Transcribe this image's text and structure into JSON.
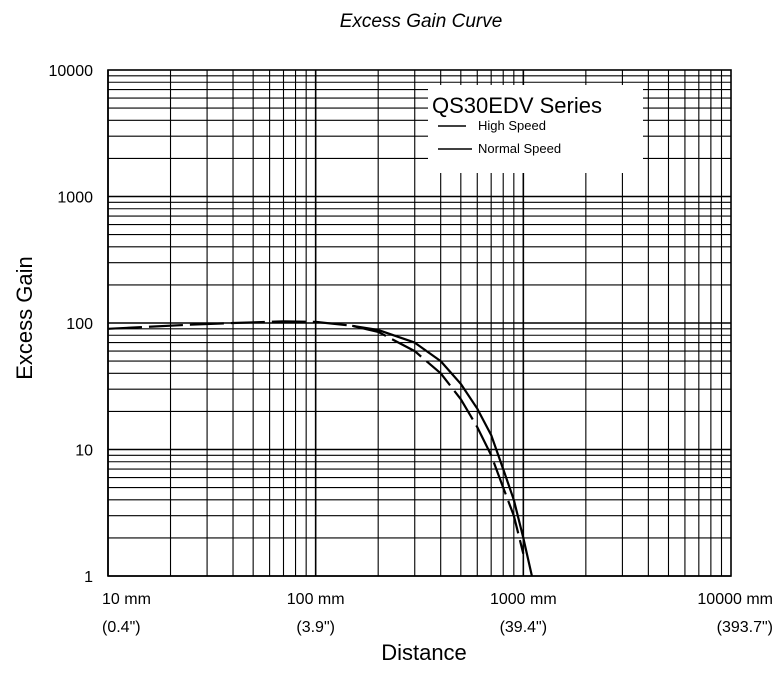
{
  "chart_data": {
    "type": "line",
    "title": "Excess Gain Curve",
    "xlabel": "Distance",
    "ylabel": "Excess Gain",
    "x_scale": "log",
    "y_scale": "log",
    "xlim": [
      10,
      10000
    ],
    "ylim": [
      1,
      10000
    ],
    "grid": true,
    "x_ticks": [
      {
        "value": 10,
        "label": "10 mm",
        "sublabel": "(0.4\")"
      },
      {
        "value": 100,
        "label": "100 mm",
        "sublabel": "(3.9\")"
      },
      {
        "value": 1000,
        "label": "1000 mm",
        "sublabel": "(39.4\")"
      },
      {
        "value": 10000,
        "label": "10000 mm",
        "sublabel": "(393.7\")"
      }
    ],
    "y_ticks": [
      {
        "value": 1,
        "label": "1"
      },
      {
        "value": 10,
        "label": "10"
      },
      {
        "value": 100,
        "label": "100"
      },
      {
        "value": 1000,
        "label": "1000"
      },
      {
        "value": 10000,
        "label": "10000"
      }
    ],
    "legend": {
      "title": "QS30EDV Series",
      "position": "top-right"
    },
    "series": [
      {
        "name": "High Speed",
        "dash": "dashed",
        "x": [
          10,
          15,
          25,
          40,
          70,
          100,
          150,
          200,
          300,
          400,
          500,
          600,
          700,
          800,
          900,
          1000
        ],
        "y": [
          90,
          93,
          97,
          100,
          103,
          102,
          95,
          85,
          60,
          40,
          25,
          15,
          9,
          5,
          3,
          1.5
        ]
      },
      {
        "name": "Normal Speed",
        "dash": "solid",
        "x": [
          150,
          200,
          300,
          400,
          500,
          600,
          700,
          800,
          900,
          1000,
          1100
        ],
        "y": [
          95,
          88,
          70,
          50,
          33,
          21,
          13,
          7,
          4,
          2,
          1
        ]
      }
    ]
  }
}
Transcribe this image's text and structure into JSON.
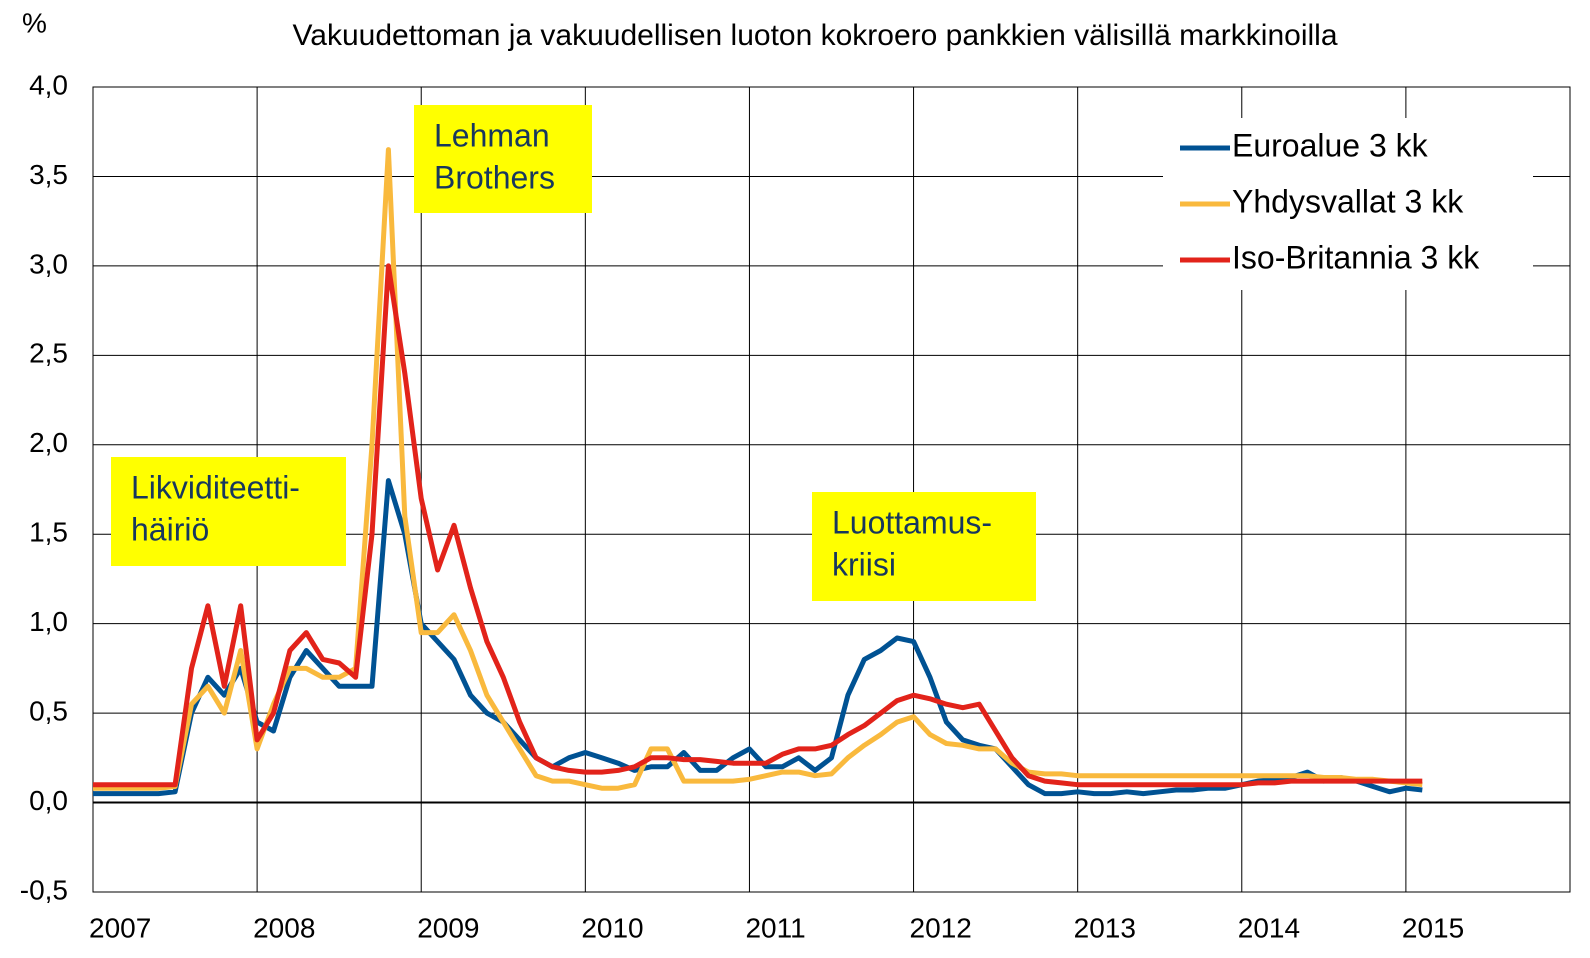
{
  "chart_data": {
    "type": "line",
    "title": "Vakuudettoman ja vakuudellisen luoton kokroero pankkien välisillä markkinoilla",
    "y_label": "%",
    "x": [
      2007.0,
      2007.1,
      2007.2,
      2007.3,
      2007.4,
      2007.5,
      2007.6,
      2007.7,
      2007.8,
      2007.9,
      2008.0,
      2008.1,
      2008.2,
      2008.3,
      2008.4,
      2008.5,
      2008.6,
      2008.7,
      2008.8,
      2008.9,
      2009.0,
      2009.1,
      2009.2,
      2009.3,
      2009.4,
      2009.5,
      2009.6,
      2009.7,
      2009.8,
      2009.9,
      2010.0,
      2010.1,
      2010.2,
      2010.3,
      2010.4,
      2010.5,
      2010.6,
      2010.7,
      2010.8,
      2010.9,
      2011.0,
      2011.1,
      2011.2,
      2011.3,
      2011.4,
      2011.5,
      2011.6,
      2011.7,
      2011.8,
      2011.9,
      2012.0,
      2012.1,
      2012.2,
      2012.3,
      2012.4,
      2012.5,
      2012.6,
      2012.7,
      2012.8,
      2012.9,
      2013.0,
      2013.1,
      2013.2,
      2013.3,
      2013.4,
      2013.5,
      2013.6,
      2013.7,
      2013.8,
      2013.9,
      2014.0,
      2014.1,
      2014.2,
      2014.3,
      2014.4,
      2014.5,
      2014.6,
      2014.7,
      2014.8,
      2014.9,
      2015.0,
      2015.1
    ],
    "series": [
      {
        "name": "Euroalue 3 kk",
        "color": "#005293",
        "values": [
          0.05,
          0.05,
          0.05,
          0.05,
          0.05,
          0.06,
          0.5,
          0.7,
          0.6,
          0.75,
          0.45,
          0.4,
          0.7,
          0.85,
          0.75,
          0.65,
          0.65,
          0.65,
          1.8,
          1.5,
          1.0,
          0.9,
          0.8,
          0.6,
          0.5,
          0.45,
          0.35,
          0.25,
          0.2,
          0.25,
          0.28,
          0.25,
          0.22,
          0.18,
          0.2,
          0.2,
          0.28,
          0.18,
          0.18,
          0.25,
          0.3,
          0.2,
          0.2,
          0.25,
          0.18,
          0.25,
          0.6,
          0.8,
          0.85,
          0.92,
          0.9,
          0.7,
          0.45,
          0.35,
          0.32,
          0.3,
          0.2,
          0.1,
          0.05,
          0.05,
          0.06,
          0.05,
          0.05,
          0.06,
          0.05,
          0.06,
          0.07,
          0.07,
          0.08,
          0.08,
          0.1,
          0.12,
          0.13,
          0.14,
          0.17,
          0.12,
          0.14,
          0.12,
          0.09,
          0.06,
          0.08,
          0.07
        ]
      },
      {
        "name": "Yhdysvallat 3 kk",
        "color": "#f9b93d",
        "values": [
          0.08,
          0.08,
          0.08,
          0.08,
          0.08,
          0.09,
          0.55,
          0.65,
          0.5,
          0.85,
          0.3,
          0.55,
          0.75,
          0.75,
          0.7,
          0.7,
          0.75,
          2.0,
          3.65,
          1.6,
          0.95,
          0.95,
          1.05,
          0.85,
          0.6,
          0.45,
          0.3,
          0.15,
          0.12,
          0.12,
          0.1,
          0.08,
          0.08,
          0.1,
          0.3,
          0.3,
          0.12,
          0.12,
          0.12,
          0.12,
          0.13,
          0.15,
          0.17,
          0.17,
          0.15,
          0.16,
          0.25,
          0.32,
          0.38,
          0.45,
          0.48,
          0.38,
          0.33,
          0.32,
          0.3,
          0.3,
          0.22,
          0.17,
          0.16,
          0.16,
          0.15,
          0.15,
          0.15,
          0.15,
          0.15,
          0.15,
          0.15,
          0.15,
          0.15,
          0.15,
          0.15,
          0.15,
          0.15,
          0.15,
          0.15,
          0.14,
          0.14,
          0.13,
          0.13,
          0.12,
          0.11,
          0.1
        ]
      },
      {
        "name": "Iso-Britannia 3 kk",
        "color": "#e2231a",
        "values": [
          0.1,
          0.1,
          0.1,
          0.1,
          0.1,
          0.1,
          0.75,
          1.1,
          0.65,
          1.1,
          0.35,
          0.5,
          0.85,
          0.95,
          0.8,
          0.78,
          0.7,
          1.5,
          3.0,
          2.4,
          1.7,
          1.3,
          1.55,
          1.2,
          0.9,
          0.7,
          0.45,
          0.25,
          0.2,
          0.18,
          0.17,
          0.17,
          0.18,
          0.2,
          0.25,
          0.25,
          0.24,
          0.24,
          0.23,
          0.22,
          0.22,
          0.22,
          0.27,
          0.3,
          0.3,
          0.32,
          0.38,
          0.43,
          0.5,
          0.57,
          0.6,
          0.58,
          0.55,
          0.53,
          0.55,
          0.4,
          0.25,
          0.15,
          0.12,
          0.11,
          0.1,
          0.1,
          0.1,
          0.1,
          0.1,
          0.1,
          0.1,
          0.1,
          0.1,
          0.1,
          0.1,
          0.11,
          0.11,
          0.12,
          0.12,
          0.12,
          0.12,
          0.12,
          0.12,
          0.12,
          0.12,
          0.12
        ]
      }
    ],
    "xlim": [
      2007,
      2016
    ],
    "xticks": [
      2007,
      2008,
      2009,
      2010,
      2011,
      2012,
      2013,
      2014,
      2015
    ],
    "ylim": [
      -0.5,
      4.0
    ],
    "yticks": [
      {
        "value": -0.5,
        "label": "-0,5"
      },
      {
        "value": 0,
        "label": "0,0"
      },
      {
        "value": 0.5,
        "label": "0,5"
      },
      {
        "value": 1.0,
        "label": "1,0"
      },
      {
        "value": 1.5,
        "label": "1,5"
      },
      {
        "value": 2.0,
        "label": "2,0"
      },
      {
        "value": 2.5,
        "label": "2,5"
      },
      {
        "value": 3.0,
        "label": "3,0"
      },
      {
        "value": 3.5,
        "label": "3,5"
      },
      {
        "value": 4.0,
        "label": "4,0"
      }
    ],
    "grid": true,
    "legend": "upper right",
    "annotations": [
      {
        "lines": [
          "Likviditeetti-",
          "häiriö"
        ],
        "color": "#ffff00"
      },
      {
        "lines": [
          "Lehman",
          "Brothers"
        ],
        "color": "#ffff00"
      },
      {
        "lines": [
          "Luottamus-",
          "kriisi"
        ],
        "color": "#ffff00"
      }
    ]
  }
}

▶ **GOAL**
Pull every line containing the word "name" out of the material and copy it.

▶ **ANSWER FOR THE TASK**
        "name": "High Speed",
        "name": "Normal Speed",
        "name": "Euroalue 3 kk",
        "name": "Yhdysvallat 3 kk",
        "name": "Iso-Britannia 3 kk",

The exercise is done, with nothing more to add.